(begin)

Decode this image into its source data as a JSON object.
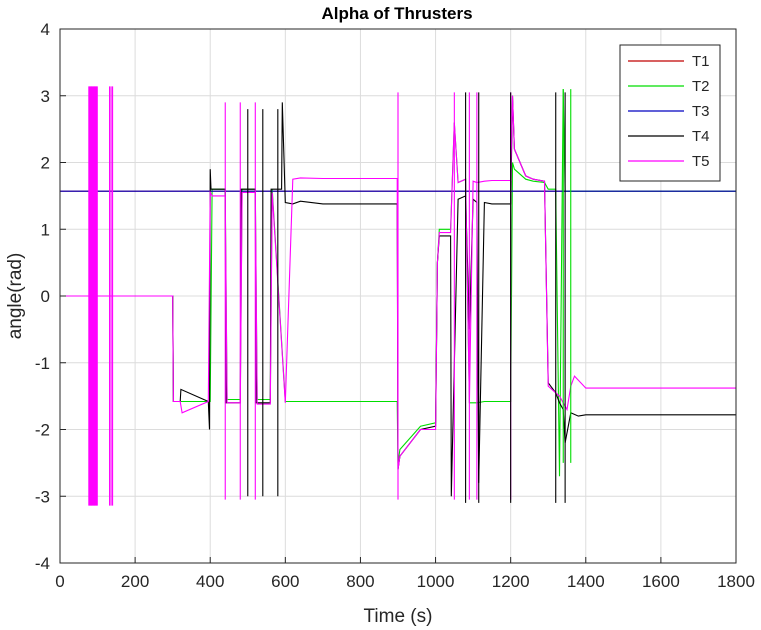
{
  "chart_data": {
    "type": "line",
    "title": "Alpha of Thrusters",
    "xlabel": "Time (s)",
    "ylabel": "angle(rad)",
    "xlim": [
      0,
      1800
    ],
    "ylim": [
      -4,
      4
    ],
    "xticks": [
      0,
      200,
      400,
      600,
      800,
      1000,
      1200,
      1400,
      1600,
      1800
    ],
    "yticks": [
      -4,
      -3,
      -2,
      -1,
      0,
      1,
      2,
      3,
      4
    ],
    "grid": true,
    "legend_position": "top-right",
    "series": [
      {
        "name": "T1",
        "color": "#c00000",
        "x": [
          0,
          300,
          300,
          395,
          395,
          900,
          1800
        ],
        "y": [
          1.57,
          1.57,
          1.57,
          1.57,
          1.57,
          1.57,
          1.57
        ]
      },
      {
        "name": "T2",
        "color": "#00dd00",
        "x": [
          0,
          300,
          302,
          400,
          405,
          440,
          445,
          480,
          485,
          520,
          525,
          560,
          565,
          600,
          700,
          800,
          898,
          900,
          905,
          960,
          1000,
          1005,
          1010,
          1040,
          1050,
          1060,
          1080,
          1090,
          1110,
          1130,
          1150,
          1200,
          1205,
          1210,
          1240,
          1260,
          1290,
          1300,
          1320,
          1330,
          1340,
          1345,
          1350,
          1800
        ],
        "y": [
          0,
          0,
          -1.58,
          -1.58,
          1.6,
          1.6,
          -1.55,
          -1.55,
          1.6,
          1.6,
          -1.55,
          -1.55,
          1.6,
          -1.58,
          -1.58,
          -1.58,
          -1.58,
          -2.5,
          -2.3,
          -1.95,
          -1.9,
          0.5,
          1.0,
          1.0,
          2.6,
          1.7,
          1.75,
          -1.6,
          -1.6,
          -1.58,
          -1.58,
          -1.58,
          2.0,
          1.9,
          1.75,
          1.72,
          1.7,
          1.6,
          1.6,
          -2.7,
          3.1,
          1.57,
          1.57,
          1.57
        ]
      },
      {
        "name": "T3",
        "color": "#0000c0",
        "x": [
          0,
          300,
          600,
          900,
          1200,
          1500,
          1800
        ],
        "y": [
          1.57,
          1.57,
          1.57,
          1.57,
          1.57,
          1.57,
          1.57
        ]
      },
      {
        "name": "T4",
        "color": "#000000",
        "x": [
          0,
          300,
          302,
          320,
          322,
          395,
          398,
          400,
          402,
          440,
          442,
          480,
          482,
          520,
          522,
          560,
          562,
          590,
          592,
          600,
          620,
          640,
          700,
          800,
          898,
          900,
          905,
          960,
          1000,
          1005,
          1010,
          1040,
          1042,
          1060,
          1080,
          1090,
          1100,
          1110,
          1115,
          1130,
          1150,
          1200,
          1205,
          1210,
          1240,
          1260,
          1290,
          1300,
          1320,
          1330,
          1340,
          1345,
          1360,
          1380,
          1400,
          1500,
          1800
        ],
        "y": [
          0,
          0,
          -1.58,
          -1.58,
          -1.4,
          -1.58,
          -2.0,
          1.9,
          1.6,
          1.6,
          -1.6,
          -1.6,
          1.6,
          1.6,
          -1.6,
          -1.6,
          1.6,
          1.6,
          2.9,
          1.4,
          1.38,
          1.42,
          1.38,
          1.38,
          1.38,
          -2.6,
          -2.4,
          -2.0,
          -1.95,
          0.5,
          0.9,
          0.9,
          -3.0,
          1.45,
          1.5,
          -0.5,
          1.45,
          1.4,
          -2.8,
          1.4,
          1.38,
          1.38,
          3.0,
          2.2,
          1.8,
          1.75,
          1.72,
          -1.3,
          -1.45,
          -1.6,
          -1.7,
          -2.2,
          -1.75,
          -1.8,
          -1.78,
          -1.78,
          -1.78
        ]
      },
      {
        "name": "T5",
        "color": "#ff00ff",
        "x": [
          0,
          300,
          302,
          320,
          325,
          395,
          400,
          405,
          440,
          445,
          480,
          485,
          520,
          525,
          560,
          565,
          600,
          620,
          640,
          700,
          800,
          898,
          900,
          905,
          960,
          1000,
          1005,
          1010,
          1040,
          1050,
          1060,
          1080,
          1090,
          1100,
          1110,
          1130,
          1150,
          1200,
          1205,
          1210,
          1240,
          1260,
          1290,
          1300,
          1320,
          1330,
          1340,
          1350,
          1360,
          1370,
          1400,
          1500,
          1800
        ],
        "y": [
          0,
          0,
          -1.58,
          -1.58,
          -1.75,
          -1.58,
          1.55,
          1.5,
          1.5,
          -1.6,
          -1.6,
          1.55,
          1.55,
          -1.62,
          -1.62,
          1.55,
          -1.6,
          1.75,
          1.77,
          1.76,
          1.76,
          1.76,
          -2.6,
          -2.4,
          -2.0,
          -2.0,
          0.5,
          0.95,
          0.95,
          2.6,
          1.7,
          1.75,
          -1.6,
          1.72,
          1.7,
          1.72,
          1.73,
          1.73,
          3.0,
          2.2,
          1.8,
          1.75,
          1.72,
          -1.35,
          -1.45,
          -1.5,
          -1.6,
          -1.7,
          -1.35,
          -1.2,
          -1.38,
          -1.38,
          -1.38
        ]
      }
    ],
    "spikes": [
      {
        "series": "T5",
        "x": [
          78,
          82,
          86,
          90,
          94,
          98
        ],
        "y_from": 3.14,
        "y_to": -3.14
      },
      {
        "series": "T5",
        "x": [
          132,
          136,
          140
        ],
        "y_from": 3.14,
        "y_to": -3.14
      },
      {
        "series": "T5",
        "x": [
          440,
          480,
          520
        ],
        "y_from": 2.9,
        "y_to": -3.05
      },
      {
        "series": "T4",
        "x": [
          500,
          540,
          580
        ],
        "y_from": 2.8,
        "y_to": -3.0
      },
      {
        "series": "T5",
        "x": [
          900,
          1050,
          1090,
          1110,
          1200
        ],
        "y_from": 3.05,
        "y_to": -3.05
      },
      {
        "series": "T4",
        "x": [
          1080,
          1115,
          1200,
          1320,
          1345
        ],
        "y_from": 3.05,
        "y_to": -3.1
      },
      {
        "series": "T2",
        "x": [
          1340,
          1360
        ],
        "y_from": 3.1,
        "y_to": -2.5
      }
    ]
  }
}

(end)
(begin)

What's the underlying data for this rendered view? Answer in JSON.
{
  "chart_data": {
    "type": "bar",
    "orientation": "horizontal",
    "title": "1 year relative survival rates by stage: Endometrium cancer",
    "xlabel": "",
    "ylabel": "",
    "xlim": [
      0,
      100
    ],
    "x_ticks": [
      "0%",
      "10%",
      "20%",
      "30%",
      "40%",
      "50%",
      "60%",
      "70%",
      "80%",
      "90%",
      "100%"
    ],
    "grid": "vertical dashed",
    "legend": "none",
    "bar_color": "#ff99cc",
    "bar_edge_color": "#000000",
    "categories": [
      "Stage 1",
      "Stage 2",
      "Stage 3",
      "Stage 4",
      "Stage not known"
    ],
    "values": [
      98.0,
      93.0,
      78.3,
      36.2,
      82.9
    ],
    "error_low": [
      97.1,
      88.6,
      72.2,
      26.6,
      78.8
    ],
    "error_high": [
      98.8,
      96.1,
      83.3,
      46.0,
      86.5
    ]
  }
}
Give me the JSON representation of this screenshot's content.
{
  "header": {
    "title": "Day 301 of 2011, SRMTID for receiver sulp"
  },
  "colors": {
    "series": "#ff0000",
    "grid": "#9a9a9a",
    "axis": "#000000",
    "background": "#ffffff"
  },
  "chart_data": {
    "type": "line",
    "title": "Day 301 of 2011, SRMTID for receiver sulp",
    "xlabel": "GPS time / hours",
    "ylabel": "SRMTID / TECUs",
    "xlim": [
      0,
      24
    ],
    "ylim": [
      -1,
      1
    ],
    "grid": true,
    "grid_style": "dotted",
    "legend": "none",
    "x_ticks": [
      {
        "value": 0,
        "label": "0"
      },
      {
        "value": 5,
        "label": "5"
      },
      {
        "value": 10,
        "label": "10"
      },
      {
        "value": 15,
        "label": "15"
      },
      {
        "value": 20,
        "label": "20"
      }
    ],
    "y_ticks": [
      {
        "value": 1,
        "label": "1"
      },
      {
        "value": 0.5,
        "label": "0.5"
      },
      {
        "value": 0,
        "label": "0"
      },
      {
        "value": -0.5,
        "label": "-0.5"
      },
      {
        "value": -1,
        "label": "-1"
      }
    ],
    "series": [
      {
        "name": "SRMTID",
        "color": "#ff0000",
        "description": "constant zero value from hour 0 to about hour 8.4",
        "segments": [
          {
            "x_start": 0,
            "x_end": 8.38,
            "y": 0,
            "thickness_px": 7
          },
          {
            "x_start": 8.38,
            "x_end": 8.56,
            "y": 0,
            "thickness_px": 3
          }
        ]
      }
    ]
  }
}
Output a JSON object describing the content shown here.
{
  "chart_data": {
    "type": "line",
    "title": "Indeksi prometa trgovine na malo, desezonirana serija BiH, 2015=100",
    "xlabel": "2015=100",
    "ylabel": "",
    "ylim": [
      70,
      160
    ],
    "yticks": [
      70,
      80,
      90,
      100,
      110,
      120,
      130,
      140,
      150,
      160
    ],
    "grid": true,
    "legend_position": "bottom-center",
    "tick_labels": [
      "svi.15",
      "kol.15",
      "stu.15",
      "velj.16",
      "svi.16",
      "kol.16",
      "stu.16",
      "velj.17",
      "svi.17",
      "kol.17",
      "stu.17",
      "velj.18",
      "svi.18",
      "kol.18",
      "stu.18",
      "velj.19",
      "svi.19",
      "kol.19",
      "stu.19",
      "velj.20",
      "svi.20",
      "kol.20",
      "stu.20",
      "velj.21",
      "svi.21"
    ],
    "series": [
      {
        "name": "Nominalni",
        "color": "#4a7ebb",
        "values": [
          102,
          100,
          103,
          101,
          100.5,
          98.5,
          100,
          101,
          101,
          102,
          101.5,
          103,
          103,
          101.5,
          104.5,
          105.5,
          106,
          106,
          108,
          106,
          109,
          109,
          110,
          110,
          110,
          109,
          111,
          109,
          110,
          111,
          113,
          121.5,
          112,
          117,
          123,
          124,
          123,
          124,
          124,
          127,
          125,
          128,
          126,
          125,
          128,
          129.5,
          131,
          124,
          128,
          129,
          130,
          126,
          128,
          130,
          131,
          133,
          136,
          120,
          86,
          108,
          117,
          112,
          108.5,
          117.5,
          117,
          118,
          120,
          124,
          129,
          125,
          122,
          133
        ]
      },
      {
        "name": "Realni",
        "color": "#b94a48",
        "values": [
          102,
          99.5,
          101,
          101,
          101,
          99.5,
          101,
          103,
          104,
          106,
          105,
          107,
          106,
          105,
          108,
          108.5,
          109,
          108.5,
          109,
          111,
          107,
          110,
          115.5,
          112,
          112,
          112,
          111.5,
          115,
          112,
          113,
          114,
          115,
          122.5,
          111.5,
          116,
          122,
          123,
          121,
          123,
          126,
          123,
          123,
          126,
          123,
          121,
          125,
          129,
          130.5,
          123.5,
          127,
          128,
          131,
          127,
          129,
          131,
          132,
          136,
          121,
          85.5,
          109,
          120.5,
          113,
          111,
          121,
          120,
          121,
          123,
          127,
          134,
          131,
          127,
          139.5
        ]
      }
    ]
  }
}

(end)

Pick out each line in the material containing "name".

▶ **Response to this exercise**:
        "name": "T1",
        "name": "T2",
        "name": "T3",
        "name": "T4",
        "name": "T5",
        "name": "SRMTID",
        "name": "Nominalni",
        "name": "Realni",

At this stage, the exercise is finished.